Given request => Write the next part of the patent description of the doll playset with a kick and heartbeat simulator, picking up after its final sentence.
#### Passage shown
U.S. Pat. No. 4,149,687 issued to Nunemacher sets forth a BABY POUCH in which a fabric configured to receive an upright infant includes a plurality of support straps for use by a person carrying an infant in securing the baby pouch to the front torso of the wearer.
While the foregoing described devices have provided some increase in the realism of heartbeat related activities for dolls and the like, there remains a continuing need in the art for evermore improved and more interesting and amusing types of dolls and doll playsets.
Accordingly, it is a general object of the present invention to provide an improved doll playset. It is a more particular object of the present invention to provide an improved doll 10 playset which produces simulated heartbeat and kicking actions of the type generally related to fetal humans.
In accordance with the present invention, there is provided a doll playset comprising: a pouch having a front surface, a rear surface and an interior pocket; a kick and heartbeat simulator supported within the interior pocket having a plurality of undulating members and means for producing a heartbeat-like sound; and a doll removably supported within the interior pocket.
The features of the present invention, which are believed to be novel, are set forth with particularity in the appended claims. The invention, together with further objects and advantages thereof, may best be understood by reference to the following description taken in conjunction with the accompanying drawings, in the several figures of which like reference numerals identify like elements and in which:
FIG. 1 sets forth a front perspective view of a child wearing the present invention doll playset;
FIG. 2 sets forth a perspective view of the heartbeat and kicking simulator portion of the present invention doll playset;
FIG. 3 sets forth a partially sectioned front view of the kicking and heartbeat simulator of the present invention doll playset;
FIG. 4 sets forth a partially sectioned bottom view of the kicking and heartbeat simulator of the present invention doll playset; and
FIG. 5 sets forth a partial sectioned rear view of the heartbeat and kicking simulator of the present invention doll playset.
FIG. 1 sets forth a front perspective view of a child 11 wearing and using a doll playset constructed in accordance with the present invention and generally referenced by numeral 10. Playset 10 includes a soft preferably padded cloth pouch 12 having a front portion 21 and a rear portion 22 joined about their coextensive outer edges to form an interior pocket therein. A separable seam 20 is formed across the upper portion of pouch 12 and serves to join front portion 21 to rear portion 22 in a separable attachment. In its preferred form, it has been found convenient to utilize a hook and loop fabric attachment mechanism between front portion 21 and rear portion 22 along separable seam 20. It will be apparent, however, to those skilled in the art that other mechanisms for providing access to the interior of cloth pouch 12 may be utilized without departing from the spirit and scope of the present invention.
########
#### Data rows
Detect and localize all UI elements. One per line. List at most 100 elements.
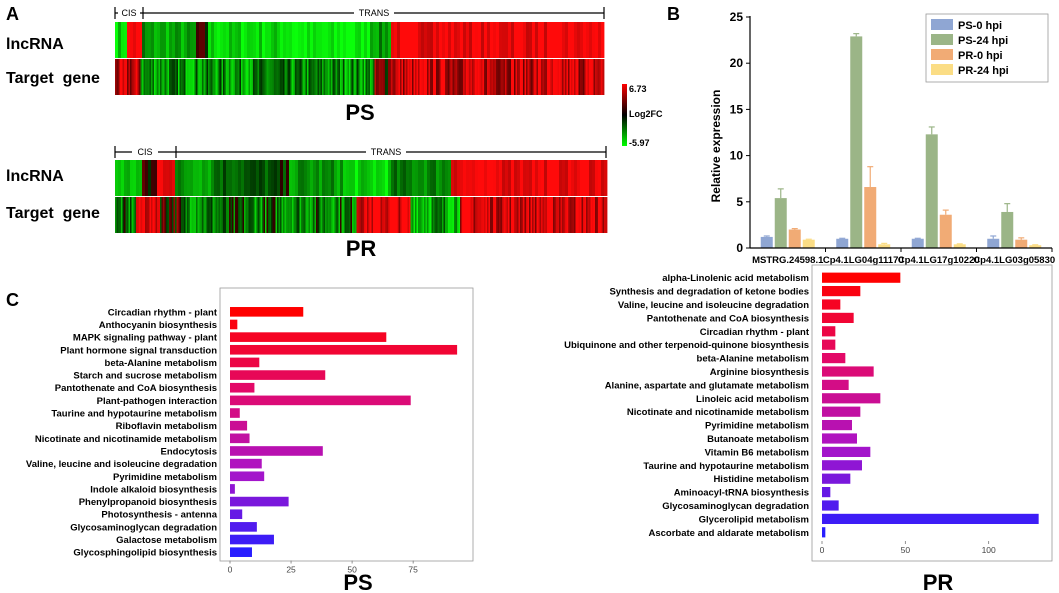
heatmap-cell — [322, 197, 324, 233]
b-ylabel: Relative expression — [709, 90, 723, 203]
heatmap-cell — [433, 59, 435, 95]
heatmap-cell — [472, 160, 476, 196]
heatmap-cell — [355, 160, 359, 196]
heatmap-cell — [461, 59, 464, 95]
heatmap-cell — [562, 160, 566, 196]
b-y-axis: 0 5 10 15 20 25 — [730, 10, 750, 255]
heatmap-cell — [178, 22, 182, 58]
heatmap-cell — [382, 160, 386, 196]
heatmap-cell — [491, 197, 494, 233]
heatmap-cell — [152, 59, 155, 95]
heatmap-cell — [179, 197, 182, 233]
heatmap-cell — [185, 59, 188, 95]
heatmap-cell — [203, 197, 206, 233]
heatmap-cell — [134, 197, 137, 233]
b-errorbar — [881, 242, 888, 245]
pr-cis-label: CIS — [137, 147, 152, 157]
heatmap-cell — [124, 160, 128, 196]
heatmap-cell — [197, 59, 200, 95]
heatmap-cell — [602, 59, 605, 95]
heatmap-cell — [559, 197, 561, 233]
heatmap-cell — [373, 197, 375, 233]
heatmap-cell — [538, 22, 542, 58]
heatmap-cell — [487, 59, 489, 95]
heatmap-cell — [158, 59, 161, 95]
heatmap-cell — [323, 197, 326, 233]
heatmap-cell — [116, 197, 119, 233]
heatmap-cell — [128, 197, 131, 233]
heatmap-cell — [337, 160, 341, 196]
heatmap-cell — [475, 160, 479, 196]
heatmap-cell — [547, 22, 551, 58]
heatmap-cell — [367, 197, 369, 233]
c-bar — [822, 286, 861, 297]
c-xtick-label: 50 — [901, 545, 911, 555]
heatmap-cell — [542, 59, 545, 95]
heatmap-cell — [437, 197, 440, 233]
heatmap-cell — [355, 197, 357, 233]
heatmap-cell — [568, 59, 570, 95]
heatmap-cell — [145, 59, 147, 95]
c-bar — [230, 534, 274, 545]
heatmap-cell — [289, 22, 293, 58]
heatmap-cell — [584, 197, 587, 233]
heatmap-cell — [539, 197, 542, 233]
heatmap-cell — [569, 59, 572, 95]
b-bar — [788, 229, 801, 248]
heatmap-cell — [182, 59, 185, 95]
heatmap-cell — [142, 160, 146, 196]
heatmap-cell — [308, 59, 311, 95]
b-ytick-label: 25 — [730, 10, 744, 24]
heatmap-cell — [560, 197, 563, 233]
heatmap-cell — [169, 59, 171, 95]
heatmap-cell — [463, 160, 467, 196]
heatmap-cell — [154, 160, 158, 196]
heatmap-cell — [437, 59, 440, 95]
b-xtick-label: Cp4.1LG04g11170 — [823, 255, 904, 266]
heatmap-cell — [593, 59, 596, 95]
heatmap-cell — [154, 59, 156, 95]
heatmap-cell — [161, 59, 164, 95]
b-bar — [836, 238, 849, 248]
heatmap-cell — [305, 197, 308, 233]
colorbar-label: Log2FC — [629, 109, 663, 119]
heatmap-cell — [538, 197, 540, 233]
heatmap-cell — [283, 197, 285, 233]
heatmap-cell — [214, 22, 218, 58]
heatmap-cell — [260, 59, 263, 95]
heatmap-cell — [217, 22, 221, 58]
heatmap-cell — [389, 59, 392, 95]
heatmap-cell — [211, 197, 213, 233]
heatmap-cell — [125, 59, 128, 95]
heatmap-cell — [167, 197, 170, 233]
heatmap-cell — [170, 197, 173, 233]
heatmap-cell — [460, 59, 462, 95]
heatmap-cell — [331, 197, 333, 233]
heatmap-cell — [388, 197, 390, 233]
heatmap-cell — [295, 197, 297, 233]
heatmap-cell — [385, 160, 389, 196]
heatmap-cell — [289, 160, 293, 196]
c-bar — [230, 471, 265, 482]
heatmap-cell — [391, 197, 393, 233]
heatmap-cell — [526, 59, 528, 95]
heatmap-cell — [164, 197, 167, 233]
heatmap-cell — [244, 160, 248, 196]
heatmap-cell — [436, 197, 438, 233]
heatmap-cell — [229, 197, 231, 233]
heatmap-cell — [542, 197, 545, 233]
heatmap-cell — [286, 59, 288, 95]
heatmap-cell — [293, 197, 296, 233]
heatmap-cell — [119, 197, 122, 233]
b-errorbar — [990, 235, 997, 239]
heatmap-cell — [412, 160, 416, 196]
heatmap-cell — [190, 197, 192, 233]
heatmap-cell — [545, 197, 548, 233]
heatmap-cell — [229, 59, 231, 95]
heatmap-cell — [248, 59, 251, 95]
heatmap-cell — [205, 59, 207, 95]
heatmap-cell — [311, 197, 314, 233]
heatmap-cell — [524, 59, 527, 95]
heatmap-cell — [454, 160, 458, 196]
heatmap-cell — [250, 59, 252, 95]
########
The result =>
In accordance with the present invention, a doll 30 preferably formed to replicate an extremely young human infant is supported within the interior of cloth pouch 12 by a retaining belt 23. Retaining belt 23, in its preferred form, comprises an elastic transverse belt sufficient to retain the weight of doll 30. In accordance with an important aspect of the present invention, a heartbeat and kick simulator 30, the structure of which is set forth below in greater detail is supported within the interior of cloth pouch 12 and is preferably positioned against the inside surface of front portion 21 of cloth pouch 12. In further accordance with the present invention, heartbeat and kick simulator 30 includes a housing 31 which in turn supports an on/off button 34 and a pair of kick simulating buttons 32 and 33. The structure of heartbeat and kick simulator 30 is set forth below in greater detail. However, suffice it to note here that the pressing of on/off button 34 against housing 31 causes kick simulating buttons 32 and 33 to move outwardly and back with respect to housing 31 in a more or less random fashion.
Thus, in the anticipated play pattern which child 11 simulates, the child user places one hand such as hand 15 against front surface 21 of cloth pouch 12 in a position generally overlying heartbeat and kick simulator 30. When so positioned, an inward pressure upon front surface 21 depresses on/off button 34 causing a out and back movement of buttons 32 and 33 which the child senses or feels through the front portion of pouch 12. In its preferred form, this forth and back motion of buttons 32 and 33 is selected to resemble the kicking motions typically felt by touching the abdomen of a pregnant female. Simultaneously, with the kick simulating motion of buttons 32 and 33, a heartbeat simulator (better seen in FIG. 5) produces a vibration and sound similar to a fetal heartbeat which is sensed and heard by the child user.
Thus, in accordance with the anticipated play pattern of the present invention doll playset, the wearer of pouch 12 may press the front portion thereof and receive the tactile feel and sounds characteristic of a fetal kicking and heartbeat. In addition, the wearer may invite other children to place a hand upon the front lower portion of pouch 12 and obtain the same sensations of feeling a simulated fetal kick and heartbeat sensation. The latter play pattern is intended to mimic the well known activity in which a child places his or her hand upon the abdomen of their mother and senses the kicking and heartbeat of the unborn child being carried by the mother. In addition, the separation of seam 20 provides the above-mentioned access to the interior of pouch 12 and thus permits the withdrawing of doll 30 from the interior of the pouch. In addition, heartbeat and kick simulator 30 is similarly removable from the interior of pouch 12 for replacement of its internal batteries or similar activity.
FIG. 2 sets forth a front perspective view of the present invention heartbeat and kick simulator generally referenced by numeral 30. Heartbeat and kick simulator 30 defines a generally curved housing 31 intended to provide a curved or rounded front surface for realistic feel when situated within pouch 12 as described above. Heartbeat and kick simulator 30 includes a depressible on/off button 34 as well as a battery saving or defeat switch 35. By means not shown but in accordance with conventional fabrication techniques, switch 35 provides an interruption of the battery power circuit to prevent inadvertent discharge and wasting of the batteries within simulator 30.
In accordance with an important aspect of the present invention, simulator 30 supports a pair of movable generally disk-shaped buttons 32 and 33 which, in accordance with the mechanism set forth below in greater detail, are moved back and forth from front surface 36 of housing 31 in the directions indicated by arrows 40 and 41.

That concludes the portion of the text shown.